• Selected extract:
--*--
So, you’ve found a fantastic new employee for your business; great news, the hard bit’s over!
Now, you could be faced with three situations…
- They accept your offer (great, perfect, fantastic)!
- They decline your offer (booooo)!
- Or you enter into a salary negotiation.
Job candidates are absolutely within their right to “haggle” during the recruitment process – in fact, most recruiters expect it these days.
Here are ten tips to make sure the process goes smoothly – for both parties.
1. Choose the right salary in the first place.
Before you even start interviewing, you should come up with a good, fair salary for the role.
You’ll obviously need to consider…
- The job seniority (will they manage people, projects, caseloads)?
- The skills needed (are they rare, sought-after and hard-earned)?
- The industry (is there a skills shortage or an abundance of job-seekers)?
- The current job market (how competitive is it)?
- The current economy (how much can you afford to pay)?
…amongst many other things.
Ensure that the salary you choose is fair, affordable and attractive – and that you stick to it throughout the entire process; advertising it on your job advert and in all communication with candidates.
Recruiter Pro Tip
When making this decision, it’s a good idea to benchmark against other, similar companies.
A great little trick is to use Indeed as a guide. Search for job adverts that advertise the same role that you are and see how much they offer applicants.
(Of course, take industry, location and your specific company needs into consideration too).
Leave yourself with a little wiggle room should your successful candidate attempt to negotiate, whilst ensuring that you are actually willing to pay the upper boundary, for the perfect person.
2. Find out what their current salary is.
It’s a good idea to find out a candidate’s current salary, early on in the recruitment process.
(Of course, they don’t have to tell you.)
This also gives you a chance to suss out whether the role is genuinely right for them. For example:
- If they’re on a higher salary than you could hope to offer then you might wonder why they’re even applying for the role. It’s certainly worth letting them know (in case they missed the advert) and checking if and why they’d be happy with the drop.
- If they’re on a much lower salary than you would expect, it might be worth considering why. Were their last employers paying them unfairly? Are you offering too much? Are they just not that good at their job?
This information will help to guide you with your negotiations, moving forward.
Making the Offer
3. Make a fair offer.
Now, the hard bit; deciding how much you should initially offer your successful candidate.
--*--
• Material provided:
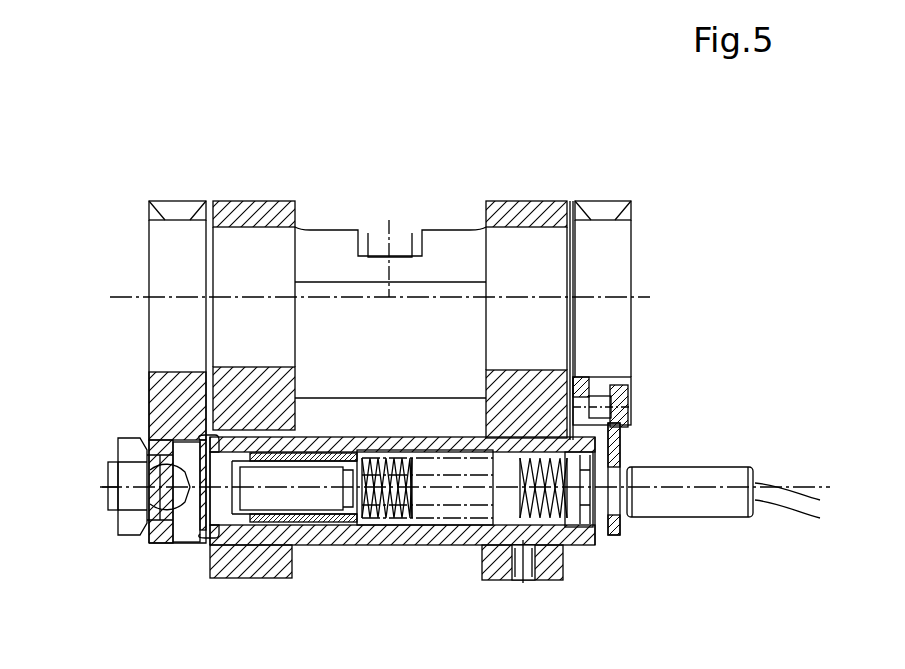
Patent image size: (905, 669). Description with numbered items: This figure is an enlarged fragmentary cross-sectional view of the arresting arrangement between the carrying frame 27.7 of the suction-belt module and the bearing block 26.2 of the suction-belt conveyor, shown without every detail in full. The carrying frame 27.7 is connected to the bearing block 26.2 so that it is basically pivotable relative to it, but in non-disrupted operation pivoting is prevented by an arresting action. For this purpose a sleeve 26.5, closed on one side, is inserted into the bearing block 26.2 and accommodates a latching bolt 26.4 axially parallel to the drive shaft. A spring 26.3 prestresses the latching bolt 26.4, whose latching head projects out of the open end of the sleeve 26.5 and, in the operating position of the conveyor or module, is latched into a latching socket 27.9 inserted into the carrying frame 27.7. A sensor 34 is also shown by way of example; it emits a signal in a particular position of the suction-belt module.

The carrying frame 27.7 is at (602, 210).
The bearing block 26.2 is at (522, 382).
The latching socket 27.9 is at (187, 455).
The latching bolt 26.4 is at (308, 515).
The spring 26.3 is at (415, 480).
The sleeve 26.5 is at (583, 530).
The sensor 34 is at (713, 505).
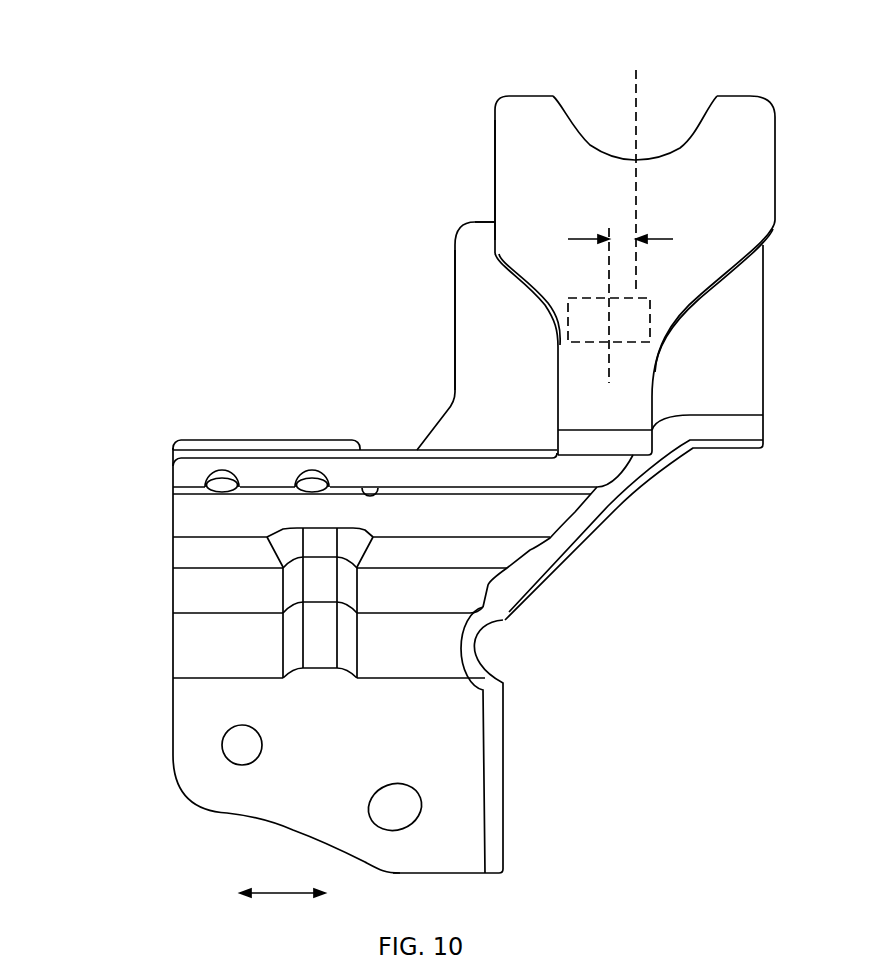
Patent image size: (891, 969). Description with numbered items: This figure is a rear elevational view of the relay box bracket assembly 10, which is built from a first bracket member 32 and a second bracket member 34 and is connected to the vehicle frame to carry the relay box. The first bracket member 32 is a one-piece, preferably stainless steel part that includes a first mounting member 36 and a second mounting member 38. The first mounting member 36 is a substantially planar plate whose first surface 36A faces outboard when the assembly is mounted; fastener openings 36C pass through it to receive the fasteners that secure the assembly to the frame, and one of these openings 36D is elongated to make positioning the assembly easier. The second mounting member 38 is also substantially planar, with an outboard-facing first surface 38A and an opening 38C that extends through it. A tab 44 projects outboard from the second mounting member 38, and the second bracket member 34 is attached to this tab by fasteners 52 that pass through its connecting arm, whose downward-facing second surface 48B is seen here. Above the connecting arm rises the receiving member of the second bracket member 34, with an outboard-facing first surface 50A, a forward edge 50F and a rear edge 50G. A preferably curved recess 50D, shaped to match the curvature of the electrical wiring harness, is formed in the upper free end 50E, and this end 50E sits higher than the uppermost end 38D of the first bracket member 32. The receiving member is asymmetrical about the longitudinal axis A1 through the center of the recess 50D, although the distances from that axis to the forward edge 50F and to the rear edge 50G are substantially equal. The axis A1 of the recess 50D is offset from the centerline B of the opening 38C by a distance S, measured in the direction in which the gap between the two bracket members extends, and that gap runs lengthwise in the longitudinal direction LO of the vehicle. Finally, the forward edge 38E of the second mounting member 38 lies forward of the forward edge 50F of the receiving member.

The relay box bracket assembly 10 is at (240, 217).
The first bracket member 32 is at (766, 378).
The second bracket member 34 is at (742, 93).
The first mounting member 36 is at (173, 717).
The first surface 36A is at (297, 782).
The fastener opening 36C is at (263, 745).
The elongated fastener opening 36D is at (405, 783).
The second mounting member 38 is at (455, 332).
The first surface 38A is at (492, 360).
The opening 38C is at (652, 320).
The uppermost end 38D is at (492, 222).
The forward edge 38E is at (455, 277).
The tab 44 is at (242, 438).
The second surface 48B is at (443, 472).
The first surface 50A is at (735, 204).
The recess 50D is at (584, 142).
The upper end 50E is at (533, 95).
The forward edge 50F is at (493, 153).
The rear edge 50G is at (776, 157).
The fasteners 52 is at (222, 487).
The longitudinal axis A1 is at (640, 105).
The centerline B is at (609, 372).
The distance S is at (620, 240).
The longitudinal direction LO is at (282, 895).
--*--
• Set exercise:
Print the stretch of the salary negotiation text above from "(Of course, they" through "your successful candidate.", copied word for word.

• Worked answer:
(Of course, they don’t have to tell you.)
This also gives you a chance to suss out whether the role is genuinely right for them. For example:
- If they’re on a higher salary than you could hope to offer then you might wonder why they’re even applying for the role. It’s certainly worth letting them know (in case they missed the advert) and checking if and why they’d be happy with the drop.
- If they’re on a much lower salary than you would expect, it might be worth considering why. Were their last employers paying them unfairly? Are you offering too much? Are they just not that good at their job?
This information will help to guide you with your negotiations, moving forward.
Making the Offer
3. Make a fair offer.
Now, the hard bit; deciding how much you should initially offer your successful candidate.